**Exercise aim**
Every line of the material below should be repeated exactly.

··· Material for this exercise

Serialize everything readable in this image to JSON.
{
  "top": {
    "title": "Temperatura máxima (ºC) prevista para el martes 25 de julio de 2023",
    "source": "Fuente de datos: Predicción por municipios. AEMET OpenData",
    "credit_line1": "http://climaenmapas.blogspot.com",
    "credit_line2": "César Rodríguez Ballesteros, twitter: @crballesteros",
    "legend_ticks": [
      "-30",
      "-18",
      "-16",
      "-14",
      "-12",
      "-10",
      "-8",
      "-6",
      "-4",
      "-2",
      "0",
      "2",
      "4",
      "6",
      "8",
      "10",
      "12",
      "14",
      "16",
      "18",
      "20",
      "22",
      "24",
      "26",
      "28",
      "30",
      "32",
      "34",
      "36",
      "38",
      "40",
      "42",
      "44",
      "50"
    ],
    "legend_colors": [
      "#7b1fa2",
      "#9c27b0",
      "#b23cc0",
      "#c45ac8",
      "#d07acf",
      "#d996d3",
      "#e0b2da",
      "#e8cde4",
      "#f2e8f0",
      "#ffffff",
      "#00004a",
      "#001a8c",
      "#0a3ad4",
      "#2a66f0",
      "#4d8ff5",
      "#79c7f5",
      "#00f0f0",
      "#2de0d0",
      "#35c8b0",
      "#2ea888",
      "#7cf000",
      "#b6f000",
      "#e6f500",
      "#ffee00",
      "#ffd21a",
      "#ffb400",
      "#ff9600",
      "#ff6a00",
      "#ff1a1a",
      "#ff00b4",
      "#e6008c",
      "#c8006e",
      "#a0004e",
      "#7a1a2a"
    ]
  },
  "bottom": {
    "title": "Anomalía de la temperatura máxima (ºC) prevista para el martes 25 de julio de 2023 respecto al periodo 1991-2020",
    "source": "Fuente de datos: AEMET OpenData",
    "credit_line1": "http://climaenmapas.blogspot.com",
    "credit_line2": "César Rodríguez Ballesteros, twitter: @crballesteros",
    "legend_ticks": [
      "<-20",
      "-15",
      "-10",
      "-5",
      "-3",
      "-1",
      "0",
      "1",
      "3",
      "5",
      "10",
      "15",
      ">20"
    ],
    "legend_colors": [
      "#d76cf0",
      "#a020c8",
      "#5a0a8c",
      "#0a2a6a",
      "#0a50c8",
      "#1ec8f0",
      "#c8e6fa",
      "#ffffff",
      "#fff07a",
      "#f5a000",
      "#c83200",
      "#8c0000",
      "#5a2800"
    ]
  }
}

······

**Answer**
Serialize everything readable in this image to JSON.
{
  "top": {
    "title": "Temperatura máxima (ºC) prevista para el martes 25 de julio de 2023",
    "source": "Fuente de datos: Predicción por municipios. AEMET OpenData",
    "credit_line1": "http://climaenmapas.blogspot.com",
    "credit_line2": "César Rodríguez Ballesteros, twitter: @crballesteros",
    "legend_ticks": [
      "-30",
      "-18",
      "-16",
      "-14",
      "-12",
      "-10",
      "-8",
      "-6",
      "-4",
      "-2",
      "0",
      "2",
      "4",
      "6",
      "8",
      "10",
      "12",
      "14",
      "16",
      "18",
      "20",
      "22",
      "24",
      "26",
      "28",
      "30",
      "32",
      "34",
      "36",
      "38",
      "40",
      "42",
      "44",
      "50"
    ],
    "legend_colors": [
      "#7b1fa2",
      "#9c27b0",
      "#b23cc0",
      "#c45ac8",
      "#d07acf",
      "#d996d3",
      "#e0b2da",
      "#e8cde4",
      "#f2e8f0",
      "#ffffff",
      "#00004a",
      "#001a8c",
      "#0a3ad4",
      "#2a66f0",
      "#4d8ff5",
      "#79c7f5",
      "#00f0f0",
      "#2de0d0",
      "#35c8b0",
      "#2ea888",
      "#7cf000",
      "#b6f000",
      "#e6f500",
      "#ffee00",
      "#ffd21a",
      "#ffb400",
      "#ff9600",
      "#ff6a00",
      "#ff1a1a",
      "#ff00b4",
      "#e6008c",
      "#c8006e",
      "#a0004e",
      "#7a1a2a"
    ]
  },
  "bottom": {
    "title": "Anomalía de la temperatura máxima (ºC) prevista para el martes 25 de julio de 2023 respecto al periodo 1991-2020",
    "source": "Fuente de datos: AEMET OpenData",
    "credit_line1": "http://climaenmapas.blogspot.com",
    "credit_line2": "César Rodríguez Ballesteros, twitter: @crballesteros",
    "legend_ticks": [
      "<-20",
      "-15",
      "-10",
      "-5",
      "-3",
      "-1",
      "0",
      "1",
      "3",
      "5",
      "10",
      "15",
      ">20"
    ],
    "legend_colors": [
      "#d76cf0",
      "#a020c8",
      "#5a0a8c",
      "#0a2a6a",
      "#0a50c8",
      "#1ec8f0",
      "#c8e6fa",
      "#ffffff",
      "#fff07a",
      "#f5a000",
      "#c83200",
      "#8c0000",
      "#5a2800"
    ]
  }
}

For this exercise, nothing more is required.